# Aim
Reproduce every line of these records without any changes.

Dataset records

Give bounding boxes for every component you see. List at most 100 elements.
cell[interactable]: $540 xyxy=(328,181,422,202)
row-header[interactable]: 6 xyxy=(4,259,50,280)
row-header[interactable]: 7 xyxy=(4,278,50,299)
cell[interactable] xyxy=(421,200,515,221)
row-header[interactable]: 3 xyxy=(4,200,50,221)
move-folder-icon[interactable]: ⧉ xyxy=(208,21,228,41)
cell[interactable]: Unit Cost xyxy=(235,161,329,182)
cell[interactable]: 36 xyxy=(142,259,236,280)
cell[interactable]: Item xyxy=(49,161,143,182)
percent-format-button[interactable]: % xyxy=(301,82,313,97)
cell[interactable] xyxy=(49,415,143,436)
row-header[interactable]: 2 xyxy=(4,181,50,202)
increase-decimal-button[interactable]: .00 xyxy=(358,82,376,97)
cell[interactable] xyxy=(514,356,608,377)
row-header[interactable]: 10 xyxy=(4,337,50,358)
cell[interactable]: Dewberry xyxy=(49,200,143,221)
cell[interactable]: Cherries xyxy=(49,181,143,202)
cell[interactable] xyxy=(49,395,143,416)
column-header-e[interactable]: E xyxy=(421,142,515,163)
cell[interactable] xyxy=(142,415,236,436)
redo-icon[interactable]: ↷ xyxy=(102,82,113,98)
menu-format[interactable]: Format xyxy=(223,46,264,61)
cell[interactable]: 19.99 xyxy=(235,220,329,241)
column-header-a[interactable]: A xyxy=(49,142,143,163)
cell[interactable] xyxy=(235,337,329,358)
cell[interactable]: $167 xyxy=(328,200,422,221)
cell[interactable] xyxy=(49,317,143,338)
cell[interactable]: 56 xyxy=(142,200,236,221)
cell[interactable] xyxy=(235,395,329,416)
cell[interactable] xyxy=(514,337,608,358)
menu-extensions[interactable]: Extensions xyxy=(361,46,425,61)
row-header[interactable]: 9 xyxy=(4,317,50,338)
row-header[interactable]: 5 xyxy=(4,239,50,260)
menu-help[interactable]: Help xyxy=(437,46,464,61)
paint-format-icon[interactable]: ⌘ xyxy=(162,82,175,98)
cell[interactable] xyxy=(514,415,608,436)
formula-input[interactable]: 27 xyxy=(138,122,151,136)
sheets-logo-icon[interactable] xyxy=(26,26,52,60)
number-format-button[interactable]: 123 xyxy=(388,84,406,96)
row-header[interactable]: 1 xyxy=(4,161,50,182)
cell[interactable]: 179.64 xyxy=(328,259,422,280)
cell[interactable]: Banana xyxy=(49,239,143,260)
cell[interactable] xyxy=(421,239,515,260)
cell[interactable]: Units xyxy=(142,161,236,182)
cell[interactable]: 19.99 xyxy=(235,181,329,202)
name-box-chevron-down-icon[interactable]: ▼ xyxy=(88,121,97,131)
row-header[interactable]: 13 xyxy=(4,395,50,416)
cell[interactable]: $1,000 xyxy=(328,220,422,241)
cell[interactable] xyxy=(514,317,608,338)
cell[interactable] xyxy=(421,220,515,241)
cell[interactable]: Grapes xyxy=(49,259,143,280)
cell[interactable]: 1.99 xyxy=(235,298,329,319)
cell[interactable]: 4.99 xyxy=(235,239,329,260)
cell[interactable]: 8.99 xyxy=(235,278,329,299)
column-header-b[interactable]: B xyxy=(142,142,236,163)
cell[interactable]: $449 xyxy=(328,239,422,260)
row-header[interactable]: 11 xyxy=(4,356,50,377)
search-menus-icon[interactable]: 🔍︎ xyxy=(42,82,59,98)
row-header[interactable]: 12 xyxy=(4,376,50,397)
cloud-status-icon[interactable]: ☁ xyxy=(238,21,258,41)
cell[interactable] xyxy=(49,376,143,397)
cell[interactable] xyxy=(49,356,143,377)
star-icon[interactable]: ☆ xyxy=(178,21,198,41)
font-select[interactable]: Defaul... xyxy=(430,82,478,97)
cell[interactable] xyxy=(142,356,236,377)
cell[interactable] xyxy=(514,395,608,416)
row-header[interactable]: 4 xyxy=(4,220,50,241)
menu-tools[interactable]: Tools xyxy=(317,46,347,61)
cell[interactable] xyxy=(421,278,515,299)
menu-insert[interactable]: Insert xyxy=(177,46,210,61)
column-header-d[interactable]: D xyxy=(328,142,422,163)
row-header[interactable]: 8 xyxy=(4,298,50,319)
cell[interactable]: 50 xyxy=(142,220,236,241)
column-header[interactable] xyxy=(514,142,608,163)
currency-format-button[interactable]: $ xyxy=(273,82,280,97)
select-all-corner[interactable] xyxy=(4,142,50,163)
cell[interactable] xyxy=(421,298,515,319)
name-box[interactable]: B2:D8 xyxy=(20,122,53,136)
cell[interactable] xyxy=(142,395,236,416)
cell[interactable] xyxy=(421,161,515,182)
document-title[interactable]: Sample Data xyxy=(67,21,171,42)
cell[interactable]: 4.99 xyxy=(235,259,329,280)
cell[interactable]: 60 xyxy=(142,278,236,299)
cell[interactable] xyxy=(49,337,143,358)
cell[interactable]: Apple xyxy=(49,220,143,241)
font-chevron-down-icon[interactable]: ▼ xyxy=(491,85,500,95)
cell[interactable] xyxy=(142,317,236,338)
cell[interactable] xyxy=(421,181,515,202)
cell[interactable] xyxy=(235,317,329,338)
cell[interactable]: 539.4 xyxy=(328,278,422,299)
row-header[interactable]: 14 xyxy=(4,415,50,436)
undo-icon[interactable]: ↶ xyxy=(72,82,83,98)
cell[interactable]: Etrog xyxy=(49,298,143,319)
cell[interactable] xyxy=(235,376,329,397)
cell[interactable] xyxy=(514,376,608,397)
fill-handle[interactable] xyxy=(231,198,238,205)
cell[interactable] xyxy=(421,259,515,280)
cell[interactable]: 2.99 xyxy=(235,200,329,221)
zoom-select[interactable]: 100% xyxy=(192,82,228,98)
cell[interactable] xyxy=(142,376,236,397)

# Task response
Give bounding boxes for every component you see. List at most 100 elements.
cell[interactable]: $540 xyxy=(328,181,422,202)
row-header[interactable]: 6 xyxy=(4,259,50,280)
row-header[interactable]: 7 xyxy=(4,278,50,299)
cell[interactable] xyxy=(421,200,515,221)
row-header[interactable]: 3 xyxy=(4,200,50,221)
move-folder-icon[interactable]: ⧉ xyxy=(208,21,228,41)
cell[interactable]: Unit Cost xyxy=(235,161,329,182)
cell[interactable]: 36 xyxy=(142,259,236,280)
cell[interactable]: Item xyxy=(49,161,143,182)
percent-format-button[interactable]: % xyxy=(301,82,313,97)
cell[interactable] xyxy=(49,415,143,436)
row-header[interactable]: 2 xyxy=(4,181,50,202)
increase-decimal-button[interactable]: .00 xyxy=(358,82,376,97)
cell[interactable] xyxy=(514,356,608,377)
row-header[interactable]: 10 xyxy=(4,337,50,358)
cell[interactable]: Dewberry xyxy=(49,200,143,221)
cell[interactable]: Cherries xyxy=(49,181,143,202)
cell[interactable] xyxy=(49,395,143,416)
column-header-e[interactable]: E xyxy=(421,142,515,163)
cell[interactable] xyxy=(142,415,236,436)
redo-icon[interactable]: ↷ xyxy=(102,82,113,98)
menu-format[interactable]: Format xyxy=(223,46,264,61)
cell[interactable]: 19.99 xyxy=(235,220,329,241)
column-header-a[interactable]: A xyxy=(49,142,143,163)
cell[interactable] xyxy=(235,337,329,358)
cell[interactable]: $167 xyxy=(328,200,422,221)
cell[interactable] xyxy=(49,317,143,338)
cell[interactable]: 56 xyxy=(142,200,236,221)
cell[interactable] xyxy=(235,395,329,416)
cell[interactable] xyxy=(514,337,608,358)
menu-extensions[interactable]: Extensions xyxy=(361,46,425,61)
row-header[interactable]: 9 xyxy=(4,317,50,338)
row-header[interactable]: 5 xyxy=(4,239,50,260)
menu-help[interactable]: Help xyxy=(437,46,464,61)
paint-format-icon[interactable]: ⌘ xyxy=(162,82,175,98)
cell[interactable] xyxy=(514,415,608,436)
formula-input[interactable]: 27 xyxy=(138,122,151,136)
sheets-logo-icon[interactable] xyxy=(26,26,52,60)
number-format-button[interactable]: 123 xyxy=(388,84,406,96)
row-header[interactable]: 1 xyxy=(4,161,50,182)
cell[interactable]: 179.64 xyxy=(328,259,422,280)
cell[interactable]: Banana xyxy=(49,239,143,260)
cell[interactable] xyxy=(421,239,515,260)
cell[interactable]: Units xyxy=(142,161,236,182)
cell[interactable]: 19.99 xyxy=(235,181,329,202)
name-box-chevron-down-icon[interactable]: ▼ xyxy=(88,121,97,131)
row-header[interactable]: 13 xyxy=(4,395,50,416)
cell[interactable]: $1,000 xyxy=(328,220,422,241)
cell[interactable] xyxy=(514,317,608,338)
cell[interactable] xyxy=(421,220,515,241)
cell[interactable]: Grapes xyxy=(49,259,143,280)
cell[interactable]: 1.99 xyxy=(235,298,329,319)
cell[interactable]: 4.99 xyxy=(235,239,329,260)
cell[interactable]: 8.99 xyxy=(235,278,329,299)
column-header-b[interactable]: B xyxy=(142,142,236,163)
cell[interactable]: $449 xyxy=(328,239,422,260)
row-header[interactable]: 11 xyxy=(4,356,50,377)
search-menus-icon[interactable]: 🔍︎ xyxy=(42,82,59,98)
row-header[interactable]: 12 xyxy=(4,376,50,397)
cloud-status-icon[interactable]: ☁ xyxy=(238,21,258,41)
cell[interactable] xyxy=(49,376,143,397)
cell[interactable] xyxy=(49,356,143,377)
star-icon[interactable]: ☆ xyxy=(178,21,198,41)
font-select[interactable]: Defaul... xyxy=(430,82,478,97)
cell[interactable] xyxy=(142,356,236,377)
cell[interactable] xyxy=(514,395,608,416)
row-header[interactable]: 4 xyxy=(4,220,50,241)
menu-tools[interactable]: Tools xyxy=(317,46,347,61)
cell[interactable] xyxy=(421,278,515,299)
menu-insert[interactable]: Insert xyxy=(177,46,210,61)
column-header-d[interactable]: D xyxy=(328,142,422,163)
row-header[interactable]: 8 xyxy=(4,298,50,319)
cell[interactable]: 50 xyxy=(142,220,236,241)
column-header[interactable] xyxy=(514,142,608,163)
currency-format-button[interactable]: $ xyxy=(273,82,280,97)
select-all-corner[interactable] xyxy=(4,142,50,163)
cell[interactable] xyxy=(421,298,515,319)
name-box[interactable]: B2:D8 xyxy=(20,122,53,136)
cell[interactable] xyxy=(142,395,236,416)
cell[interactable] xyxy=(421,161,515,182)
document-title[interactable]: Sample Data xyxy=(67,21,171,42)
cell[interactable]: 4.99 xyxy=(235,259,329,280)
cell[interactable]: 60 xyxy=(142,278,236,299)
cell[interactable] xyxy=(49,337,143,358)
cell[interactable]: Apple xyxy=(49,220,143,241)
font-chevron-down-icon[interactable]: ▼ xyxy=(491,85,500,95)
cell[interactable] xyxy=(142,317,236,338)
cell[interactable] xyxy=(421,181,515,202)
cell[interactable] xyxy=(235,317,329,338)
cell[interactable]: 539.4 xyxy=(328,278,422,299)
row-header[interactable]: 14 xyxy=(4,415,50,436)
undo-icon[interactable]: ↶ xyxy=(72,82,83,98)
cell[interactable]: Etrog xyxy=(49,298,143,319)
cell[interactable] xyxy=(235,376,329,397)
cell[interactable] xyxy=(514,376,608,397)
fill-handle[interactable] xyxy=(231,198,238,205)
cell[interactable] xyxy=(421,259,515,280)
cell[interactable]: 2.99 xyxy=(235,200,329,221)
zoom-select[interactable]: 100% xyxy=(192,82,228,98)
cell[interactable] xyxy=(142,376,236,397)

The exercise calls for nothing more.